[Set task]: In the entries below, find every line with "Monitoring" and copy it.

[Available data]:
————————

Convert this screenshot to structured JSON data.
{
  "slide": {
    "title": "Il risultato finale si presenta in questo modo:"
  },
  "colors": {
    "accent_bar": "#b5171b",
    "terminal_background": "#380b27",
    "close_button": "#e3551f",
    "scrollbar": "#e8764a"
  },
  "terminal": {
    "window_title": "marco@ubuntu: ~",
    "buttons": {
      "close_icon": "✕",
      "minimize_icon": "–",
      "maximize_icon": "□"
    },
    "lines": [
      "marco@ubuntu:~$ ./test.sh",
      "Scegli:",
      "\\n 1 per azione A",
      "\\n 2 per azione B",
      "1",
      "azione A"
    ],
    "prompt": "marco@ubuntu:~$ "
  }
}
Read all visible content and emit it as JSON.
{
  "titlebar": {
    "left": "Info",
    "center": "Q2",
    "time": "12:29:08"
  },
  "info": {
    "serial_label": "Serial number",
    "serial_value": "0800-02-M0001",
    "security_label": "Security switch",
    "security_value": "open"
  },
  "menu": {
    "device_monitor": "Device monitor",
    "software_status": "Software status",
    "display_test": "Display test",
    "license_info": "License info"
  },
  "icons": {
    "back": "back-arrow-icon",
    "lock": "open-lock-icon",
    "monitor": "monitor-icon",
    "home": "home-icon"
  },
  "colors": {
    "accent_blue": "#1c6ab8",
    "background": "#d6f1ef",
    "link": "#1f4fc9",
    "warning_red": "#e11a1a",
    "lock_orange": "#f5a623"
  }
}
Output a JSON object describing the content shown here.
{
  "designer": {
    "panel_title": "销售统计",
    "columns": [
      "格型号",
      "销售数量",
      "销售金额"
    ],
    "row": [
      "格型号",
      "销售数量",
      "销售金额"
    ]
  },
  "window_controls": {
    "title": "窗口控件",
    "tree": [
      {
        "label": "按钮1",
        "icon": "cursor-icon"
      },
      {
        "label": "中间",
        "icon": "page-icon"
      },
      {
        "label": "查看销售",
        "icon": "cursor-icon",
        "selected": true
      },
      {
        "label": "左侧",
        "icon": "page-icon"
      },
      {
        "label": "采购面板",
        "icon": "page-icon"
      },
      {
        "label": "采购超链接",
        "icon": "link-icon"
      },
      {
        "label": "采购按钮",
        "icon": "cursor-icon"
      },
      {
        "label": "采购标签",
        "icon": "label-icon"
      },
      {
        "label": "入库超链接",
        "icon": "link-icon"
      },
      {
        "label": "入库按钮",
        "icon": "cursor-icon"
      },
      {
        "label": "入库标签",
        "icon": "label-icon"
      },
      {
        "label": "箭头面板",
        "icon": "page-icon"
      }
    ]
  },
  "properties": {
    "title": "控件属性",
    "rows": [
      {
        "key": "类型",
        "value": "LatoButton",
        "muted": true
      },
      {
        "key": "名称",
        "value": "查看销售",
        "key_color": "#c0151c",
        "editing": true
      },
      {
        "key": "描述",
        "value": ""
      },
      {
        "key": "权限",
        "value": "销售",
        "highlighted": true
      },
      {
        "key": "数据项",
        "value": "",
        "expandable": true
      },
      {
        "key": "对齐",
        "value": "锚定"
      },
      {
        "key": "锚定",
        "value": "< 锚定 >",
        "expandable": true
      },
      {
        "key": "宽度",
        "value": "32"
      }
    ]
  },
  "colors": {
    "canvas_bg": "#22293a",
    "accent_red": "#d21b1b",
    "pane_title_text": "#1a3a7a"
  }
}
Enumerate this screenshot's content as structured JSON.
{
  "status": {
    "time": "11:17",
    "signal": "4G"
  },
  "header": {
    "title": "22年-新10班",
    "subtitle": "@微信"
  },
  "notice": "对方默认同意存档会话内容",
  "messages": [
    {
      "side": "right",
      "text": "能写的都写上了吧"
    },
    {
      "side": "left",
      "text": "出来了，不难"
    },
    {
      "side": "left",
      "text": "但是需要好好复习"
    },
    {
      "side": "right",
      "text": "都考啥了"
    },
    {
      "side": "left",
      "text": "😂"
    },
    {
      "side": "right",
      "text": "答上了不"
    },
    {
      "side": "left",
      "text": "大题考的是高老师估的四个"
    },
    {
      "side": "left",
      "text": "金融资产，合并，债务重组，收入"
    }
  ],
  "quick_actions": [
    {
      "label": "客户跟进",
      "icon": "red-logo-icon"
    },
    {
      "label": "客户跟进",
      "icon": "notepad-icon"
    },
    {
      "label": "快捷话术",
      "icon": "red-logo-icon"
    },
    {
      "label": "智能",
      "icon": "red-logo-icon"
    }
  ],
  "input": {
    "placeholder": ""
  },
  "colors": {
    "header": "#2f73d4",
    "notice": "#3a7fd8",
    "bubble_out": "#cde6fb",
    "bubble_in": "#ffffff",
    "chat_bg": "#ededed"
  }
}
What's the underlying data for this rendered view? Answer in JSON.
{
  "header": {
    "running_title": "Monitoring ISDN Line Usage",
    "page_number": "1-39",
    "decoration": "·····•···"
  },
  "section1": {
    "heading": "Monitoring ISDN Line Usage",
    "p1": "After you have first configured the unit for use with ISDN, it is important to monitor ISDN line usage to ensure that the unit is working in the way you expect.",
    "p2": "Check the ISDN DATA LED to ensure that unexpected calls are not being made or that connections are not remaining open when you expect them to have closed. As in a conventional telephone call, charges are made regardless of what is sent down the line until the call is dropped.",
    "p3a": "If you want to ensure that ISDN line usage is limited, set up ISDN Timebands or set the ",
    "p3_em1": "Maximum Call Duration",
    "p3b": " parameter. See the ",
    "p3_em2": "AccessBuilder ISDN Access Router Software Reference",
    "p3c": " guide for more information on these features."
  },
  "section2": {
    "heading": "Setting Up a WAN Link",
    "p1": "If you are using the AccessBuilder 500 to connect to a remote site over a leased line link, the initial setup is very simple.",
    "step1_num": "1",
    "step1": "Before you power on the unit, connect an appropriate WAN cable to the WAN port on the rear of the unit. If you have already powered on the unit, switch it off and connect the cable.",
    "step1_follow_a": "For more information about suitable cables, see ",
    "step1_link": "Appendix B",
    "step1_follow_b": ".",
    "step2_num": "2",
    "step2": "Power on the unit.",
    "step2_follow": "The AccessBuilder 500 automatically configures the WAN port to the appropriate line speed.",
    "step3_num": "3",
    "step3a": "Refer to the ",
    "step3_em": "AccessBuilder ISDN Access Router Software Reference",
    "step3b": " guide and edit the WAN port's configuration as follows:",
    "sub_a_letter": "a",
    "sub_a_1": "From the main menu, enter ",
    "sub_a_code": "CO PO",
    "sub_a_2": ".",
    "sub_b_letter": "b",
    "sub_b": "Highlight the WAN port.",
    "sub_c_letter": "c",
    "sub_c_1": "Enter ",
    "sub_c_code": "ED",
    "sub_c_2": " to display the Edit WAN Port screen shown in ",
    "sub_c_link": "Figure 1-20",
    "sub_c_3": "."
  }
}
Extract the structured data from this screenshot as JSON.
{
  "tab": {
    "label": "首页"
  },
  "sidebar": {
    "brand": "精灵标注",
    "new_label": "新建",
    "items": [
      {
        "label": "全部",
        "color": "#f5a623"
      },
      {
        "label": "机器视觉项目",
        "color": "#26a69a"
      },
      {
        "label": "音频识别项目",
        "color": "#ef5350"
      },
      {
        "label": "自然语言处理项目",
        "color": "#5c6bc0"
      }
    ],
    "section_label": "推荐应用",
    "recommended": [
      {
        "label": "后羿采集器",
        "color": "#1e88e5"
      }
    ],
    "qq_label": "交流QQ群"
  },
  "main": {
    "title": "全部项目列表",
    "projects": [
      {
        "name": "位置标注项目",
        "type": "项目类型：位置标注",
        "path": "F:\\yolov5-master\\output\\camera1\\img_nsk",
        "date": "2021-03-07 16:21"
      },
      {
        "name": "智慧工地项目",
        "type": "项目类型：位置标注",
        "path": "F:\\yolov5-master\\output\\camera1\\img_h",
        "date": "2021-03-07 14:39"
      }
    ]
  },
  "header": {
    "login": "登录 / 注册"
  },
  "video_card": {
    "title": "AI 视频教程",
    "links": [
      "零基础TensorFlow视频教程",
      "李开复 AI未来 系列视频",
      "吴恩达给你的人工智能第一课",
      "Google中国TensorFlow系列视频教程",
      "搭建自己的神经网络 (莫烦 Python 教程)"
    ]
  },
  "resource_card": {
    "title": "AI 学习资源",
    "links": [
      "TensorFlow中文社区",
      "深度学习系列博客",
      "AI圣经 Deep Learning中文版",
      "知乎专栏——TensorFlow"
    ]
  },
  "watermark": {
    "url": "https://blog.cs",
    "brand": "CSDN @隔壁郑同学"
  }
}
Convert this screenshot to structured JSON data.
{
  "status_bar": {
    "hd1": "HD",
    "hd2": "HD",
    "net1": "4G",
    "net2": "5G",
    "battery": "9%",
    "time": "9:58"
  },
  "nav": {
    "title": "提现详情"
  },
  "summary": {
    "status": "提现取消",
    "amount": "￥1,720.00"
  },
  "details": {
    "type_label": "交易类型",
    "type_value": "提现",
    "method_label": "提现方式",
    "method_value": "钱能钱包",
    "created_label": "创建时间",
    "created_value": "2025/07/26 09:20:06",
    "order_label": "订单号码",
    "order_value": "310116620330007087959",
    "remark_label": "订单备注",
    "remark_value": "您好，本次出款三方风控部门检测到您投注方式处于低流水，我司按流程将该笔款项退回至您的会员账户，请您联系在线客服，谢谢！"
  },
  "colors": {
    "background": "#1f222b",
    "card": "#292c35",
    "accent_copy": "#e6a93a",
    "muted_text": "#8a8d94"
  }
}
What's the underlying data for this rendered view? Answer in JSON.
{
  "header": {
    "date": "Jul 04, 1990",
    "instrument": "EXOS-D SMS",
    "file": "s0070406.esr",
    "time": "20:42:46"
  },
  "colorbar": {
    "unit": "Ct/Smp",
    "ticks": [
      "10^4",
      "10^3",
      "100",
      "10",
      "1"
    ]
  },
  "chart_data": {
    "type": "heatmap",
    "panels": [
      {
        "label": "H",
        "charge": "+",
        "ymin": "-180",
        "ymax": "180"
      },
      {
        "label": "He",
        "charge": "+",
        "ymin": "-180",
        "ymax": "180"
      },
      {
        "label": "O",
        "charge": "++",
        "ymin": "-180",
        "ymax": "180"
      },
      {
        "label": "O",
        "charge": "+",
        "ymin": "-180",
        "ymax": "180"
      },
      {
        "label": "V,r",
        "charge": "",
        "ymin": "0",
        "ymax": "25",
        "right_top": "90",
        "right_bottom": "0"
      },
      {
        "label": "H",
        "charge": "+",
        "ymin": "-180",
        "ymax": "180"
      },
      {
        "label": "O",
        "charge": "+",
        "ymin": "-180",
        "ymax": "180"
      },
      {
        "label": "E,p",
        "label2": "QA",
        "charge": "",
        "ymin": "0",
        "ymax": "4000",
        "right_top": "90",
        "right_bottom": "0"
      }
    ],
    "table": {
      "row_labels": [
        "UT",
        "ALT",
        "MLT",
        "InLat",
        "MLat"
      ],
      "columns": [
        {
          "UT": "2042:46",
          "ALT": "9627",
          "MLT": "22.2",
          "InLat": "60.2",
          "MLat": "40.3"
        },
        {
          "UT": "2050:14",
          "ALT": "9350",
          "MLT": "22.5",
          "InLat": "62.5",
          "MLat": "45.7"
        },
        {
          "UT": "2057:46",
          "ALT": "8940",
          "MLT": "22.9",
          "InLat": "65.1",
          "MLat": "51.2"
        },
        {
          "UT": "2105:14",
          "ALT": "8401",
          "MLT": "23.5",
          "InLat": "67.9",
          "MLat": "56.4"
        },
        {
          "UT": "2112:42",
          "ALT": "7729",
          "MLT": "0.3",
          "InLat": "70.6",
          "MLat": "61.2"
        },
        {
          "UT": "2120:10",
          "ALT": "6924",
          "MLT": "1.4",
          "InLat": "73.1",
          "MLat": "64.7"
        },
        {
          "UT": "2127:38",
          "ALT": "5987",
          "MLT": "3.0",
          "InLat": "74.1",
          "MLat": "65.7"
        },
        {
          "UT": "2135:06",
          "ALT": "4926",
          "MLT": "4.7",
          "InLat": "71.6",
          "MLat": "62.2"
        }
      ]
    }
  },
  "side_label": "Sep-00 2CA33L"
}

————————

[Written answer]:
    "running_title": "Monitoring ISDN Line Usage",
    "heading": "Monitoring ISDN Line Usage",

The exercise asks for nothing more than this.